In the recent prisoner handover, the FARC were willing to release Colombian soldiers, the wealthy reactionary politician and French citizen named Ingrid Betancourt and three U.S. mercenaries. The three American military contractors were paid by Northrop Grumman to help kill Colombians. In the Washington D.C. trials of FARC leader Ricardo Palmera, it was revealed that Marc Gonzalves, Keith Stansell and Thomas Howes provided ‘real time’ information from their high-tech airplane to the Colombian military in its war against the peasant fighters of the FARC. This direct involvement by U.S. soldiers of fortune in Colombia’s civil war is risky business. It shows the calm restraint of the FARC that the three returned to the U.S. in such good shape.

However, soldier of fortune Marc Gonsalves spoke strong words against the Colombian revolutionaries who are fighting to free their country from U.S. domination and war. Like the patriot-for-pay that he is, Gonsalves defensively repeated again and again the big lie of the Bush administration, “the FARC are not revolutionaries.” Poor Marc Gonsalves – his big story of abuse involves his captors making him carry a heavy backpack in the jungle while marching tied together with other prisoners and under armed guard. Compared to the treatment the U.S. military gives prisoners of war at Guantanamo and Abu Ghraib, one would think Marc Gonsalves and the others might appreciate their good health and fair treatment in someone else’s country.

###

_Given problem 1_: In the passage on the FARC prisoner release, why does the author think Marc Gonsalves and the other freed prisoners might appreciate how they were treated? Answer in one to three sentences.
The entries that follow have no connection to the passage on the FARC prisoner release.

_Exercise input_:
###

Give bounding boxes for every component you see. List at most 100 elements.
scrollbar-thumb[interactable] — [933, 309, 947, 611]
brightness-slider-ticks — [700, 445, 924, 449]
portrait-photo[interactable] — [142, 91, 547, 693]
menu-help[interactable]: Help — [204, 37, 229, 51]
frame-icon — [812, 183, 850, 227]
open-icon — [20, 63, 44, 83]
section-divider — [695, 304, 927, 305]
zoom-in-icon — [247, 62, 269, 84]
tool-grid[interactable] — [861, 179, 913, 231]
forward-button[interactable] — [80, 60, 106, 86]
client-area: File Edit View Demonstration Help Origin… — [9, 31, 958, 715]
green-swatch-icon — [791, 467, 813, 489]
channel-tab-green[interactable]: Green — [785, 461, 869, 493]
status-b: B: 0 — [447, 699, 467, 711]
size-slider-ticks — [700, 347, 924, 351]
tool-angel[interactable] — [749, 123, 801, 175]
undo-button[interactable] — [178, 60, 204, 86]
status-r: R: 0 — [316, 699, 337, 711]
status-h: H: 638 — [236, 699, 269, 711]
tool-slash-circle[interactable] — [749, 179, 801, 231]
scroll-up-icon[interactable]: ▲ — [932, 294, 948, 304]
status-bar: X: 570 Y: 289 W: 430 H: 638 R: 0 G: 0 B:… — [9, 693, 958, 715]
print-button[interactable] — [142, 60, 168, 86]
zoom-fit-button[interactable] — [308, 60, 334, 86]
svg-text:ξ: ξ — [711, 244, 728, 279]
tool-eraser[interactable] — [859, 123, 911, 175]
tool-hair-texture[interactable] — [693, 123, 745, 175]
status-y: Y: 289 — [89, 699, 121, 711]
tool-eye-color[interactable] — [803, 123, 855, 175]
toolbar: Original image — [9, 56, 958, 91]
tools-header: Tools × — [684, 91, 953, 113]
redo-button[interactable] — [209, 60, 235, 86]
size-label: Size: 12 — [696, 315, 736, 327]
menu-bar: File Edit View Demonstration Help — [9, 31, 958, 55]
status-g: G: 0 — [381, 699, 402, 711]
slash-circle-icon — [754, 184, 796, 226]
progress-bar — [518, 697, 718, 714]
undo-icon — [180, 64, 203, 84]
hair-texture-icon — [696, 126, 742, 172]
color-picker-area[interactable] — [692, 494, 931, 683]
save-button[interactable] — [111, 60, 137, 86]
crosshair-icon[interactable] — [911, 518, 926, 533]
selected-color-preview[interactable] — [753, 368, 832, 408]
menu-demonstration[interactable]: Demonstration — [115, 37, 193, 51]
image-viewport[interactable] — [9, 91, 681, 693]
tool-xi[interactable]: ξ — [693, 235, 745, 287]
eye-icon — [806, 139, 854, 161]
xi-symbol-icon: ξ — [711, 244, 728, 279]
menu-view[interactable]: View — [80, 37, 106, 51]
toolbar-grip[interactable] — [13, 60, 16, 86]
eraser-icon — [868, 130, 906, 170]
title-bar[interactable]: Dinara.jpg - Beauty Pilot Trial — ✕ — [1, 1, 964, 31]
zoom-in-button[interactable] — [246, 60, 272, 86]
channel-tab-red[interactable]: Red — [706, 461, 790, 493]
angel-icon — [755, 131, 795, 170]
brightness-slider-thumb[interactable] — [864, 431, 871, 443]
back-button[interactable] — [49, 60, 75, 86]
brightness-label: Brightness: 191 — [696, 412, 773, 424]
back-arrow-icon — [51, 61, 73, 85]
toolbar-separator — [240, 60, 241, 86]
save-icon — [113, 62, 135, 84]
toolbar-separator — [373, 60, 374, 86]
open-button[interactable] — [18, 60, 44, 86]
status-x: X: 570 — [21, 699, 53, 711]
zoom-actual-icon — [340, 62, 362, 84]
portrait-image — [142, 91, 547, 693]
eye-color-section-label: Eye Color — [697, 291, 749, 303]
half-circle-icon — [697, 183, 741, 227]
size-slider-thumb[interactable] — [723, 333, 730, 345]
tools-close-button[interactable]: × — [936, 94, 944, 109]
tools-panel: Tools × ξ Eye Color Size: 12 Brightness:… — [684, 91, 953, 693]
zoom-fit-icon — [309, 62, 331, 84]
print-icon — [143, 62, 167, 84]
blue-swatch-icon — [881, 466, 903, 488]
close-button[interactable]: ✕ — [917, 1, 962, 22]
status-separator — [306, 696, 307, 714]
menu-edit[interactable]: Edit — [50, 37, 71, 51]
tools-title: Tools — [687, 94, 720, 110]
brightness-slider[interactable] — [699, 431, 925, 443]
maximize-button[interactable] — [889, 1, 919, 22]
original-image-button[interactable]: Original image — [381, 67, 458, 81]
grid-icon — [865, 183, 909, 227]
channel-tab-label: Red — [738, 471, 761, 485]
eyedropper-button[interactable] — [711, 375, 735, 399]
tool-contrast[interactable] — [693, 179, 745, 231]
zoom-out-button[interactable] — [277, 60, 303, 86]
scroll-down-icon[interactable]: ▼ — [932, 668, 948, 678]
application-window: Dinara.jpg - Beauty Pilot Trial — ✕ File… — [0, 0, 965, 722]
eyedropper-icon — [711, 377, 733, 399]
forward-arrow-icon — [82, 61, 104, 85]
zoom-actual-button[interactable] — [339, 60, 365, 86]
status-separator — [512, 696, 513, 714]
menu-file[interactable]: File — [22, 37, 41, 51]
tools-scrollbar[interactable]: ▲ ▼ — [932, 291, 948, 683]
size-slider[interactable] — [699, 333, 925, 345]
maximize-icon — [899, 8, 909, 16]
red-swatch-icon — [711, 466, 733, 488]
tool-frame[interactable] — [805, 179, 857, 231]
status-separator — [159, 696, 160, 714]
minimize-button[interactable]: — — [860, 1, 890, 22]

###

_Given problem 2_: Print the entries exactly, beginning with their first line and stopping after the line that contains "tool-slash-circle[interactable] — [749, 179, 801, 231]".

_Expected answer 1_: The author points to how the U.S. military treats prisoners of war at Guantanamo and Abu Ghraib. Compared with that, Gonsalves and the others came back in good health after fair treatment in someone else's country.

_Expected answer 2_:
Give bounding boxes for every component you see. List at most 100 elements.
scrollbar-thumb[interactable] — [933, 309, 947, 611]
brightness-slider-ticks — [700, 445, 924, 449]
portrait-photo[interactable] — [142, 91, 547, 693]
menu-help[interactable]: Help — [204, 37, 229, 51]
frame-icon — [812, 183, 850, 227]
open-icon — [20, 63, 44, 83]
section-divider — [695, 304, 927, 305]
zoom-in-icon — [247, 62, 269, 84]
tool-grid[interactable] — [861, 179, 913, 231]
forward-button[interactable] — [80, 60, 106, 86]
client-area: File Edit View Demonstration Help Origin… — [9, 31, 958, 715]
green-swatch-icon — [791, 467, 813, 489]
channel-tab-green[interactable]: Green — [785, 461, 869, 493]
status-b: B: 0 — [447, 699, 467, 711]
size-slider-ticks — [700, 347, 924, 351]
tool-angel[interactable] — [749, 123, 801, 175]
undo-button[interactable] — [178, 60, 204, 86]
status-r: R: 0 — [316, 699, 337, 711]
status-h: H: 638 — [236, 699, 269, 711]
tool-slash-circle[interactable] — [749, 179, 801, 231]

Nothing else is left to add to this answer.